* _Consignes_
a) Résumez sous forme de liste le paragraphe de l'extrait qui commence par « Le soleil brille et l'air est doux », en conservant ses faits principaux.
b) Mettez à jour le passage de l'extrait qui débute aux mots « En arrivant vers » et se termine après « dans leur école. », en remplaçant « scooter » par « vélomoteur ».

* _Extrait du document_
###

En arrivant vers Padang Sidempuan, je me fais accoster par un scooter. Monsieur Lu est professeur d’anglais. Il m’invite à boire un soda et souhaite discuter car il cherche un moyen de pratiquer son anglais. Il insiste pour m’accueillir chez lui. Sa femme, professeur de primaire, me prend de suite en sympathie et m’adopte comme sa fille. « You are Nadia Manalu » me lance-t-elle, leur nom de famille. Mes parents adoptifs d’un soir mettront un point d’honneur à me faire visiter la ville et me faire découvrir les spécialités de leur région dont le durian et le solok, des fruits typiques. Le lendemain Mrs Lu souhaite que je l’accompagne à l’école pour me présenter à ses élèves. Je suis envahie de jeunes enfants au grand sourire curieux de ma venue dans leur école.
Le soleil brille et l’air est doux lorsque je repars tout sourire de Padang Sidempuan en me faisant la réflexion que la vie est quand même belle. Le destin se charge de me rappeler que le sentiment de bonheur ou plénitude n’a vocation qu’à être passager lorsque je crève en descente. Mon pneu s’est ouvert sur le flanc. Si la vue d’un pneu abîmé aurait pu me mettre le moral à plat il y a quelques mois, je suis dorénavant plus philosophe et je pars en quête d’un papier plastique pour boucher mon trou et éviter une nouvelle crevaison de la chambre à air. L’Indonésie est sale, des centaines de plastiques jonchent les bords de la route, il ne me faut pas plus d’une quinzaine de minutes pour repartir vers le lac Toba. Si les plastiques sont nombreux, je découvre qu’ils ne sont pas de bonne qualité, je crève à nouveau du même pneu quelques heures plus tard. Cette fois ci j’emploie la manière forte : rustine et bout de chambre à air pour boucher le trou. Quatre hommes intrigués observent ma réparation. Je repars tête haute, fière d’en avoir bouché un coin aux quelques machos indonésiens.

###

* _Données recueillies_
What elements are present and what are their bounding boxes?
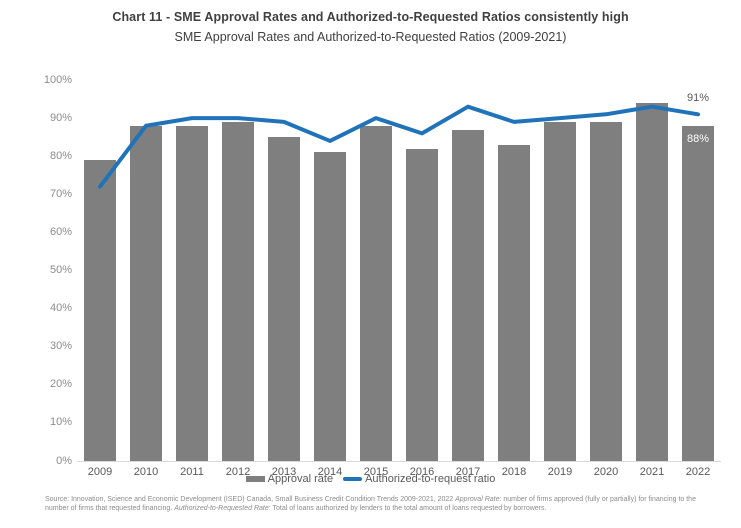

###

* _Résultats de l'exercice_
a)
- Départ de Padang Sidempuan sous le soleil, avec le sentiment que la vie est belle.
- Crevaison dans une descente : le pneu s'est ouvert sur le flanc.
- Recherche d'un papier plastique pour boucher le trou, parmi les déchets qui bordent la route. Reprise de la route vers le lac Toba en une quinzaine de minutes.
- Nouvelle crevaison du même pneu quelques heures plus tard, car le plastique était de mauvaise qualité.
- Seconde réparation avec une rustine et un bout de chambre à air, sous le regard de quatre hommes intrigués.
- Départ tête haute, avec la fierté d'avoir surpris ces hommes.

b)
En arrivant vers Padang Sidempuan, je me fais accoster par un vélomoteur. Monsieur Lu est professeur d’anglais. Il m’invite à boire un soda et souhaite discuter car il cherche un moyen de pratiquer son anglais. Il insiste pour m’accueillir chez lui. Sa femme, professeur de primaire, me prend de suite en sympathie et m’adopte comme sa fille. « You are Nadia Manalu » me lance-t-elle, leur nom de famille. Mes parents adoptifs d’un soir mettront un point d’honneur à me faire visiter la ville et me faire découvrir les spécialités de leur région dont le durian et le solok, des fruits typiques. Le lendemain Mrs Lu souhaite que je l’accompagne à l’école pour me présenter à ses élèves. Je suis envahie de jeunes enfants au grand sourire curieux de ma venue dans leur école.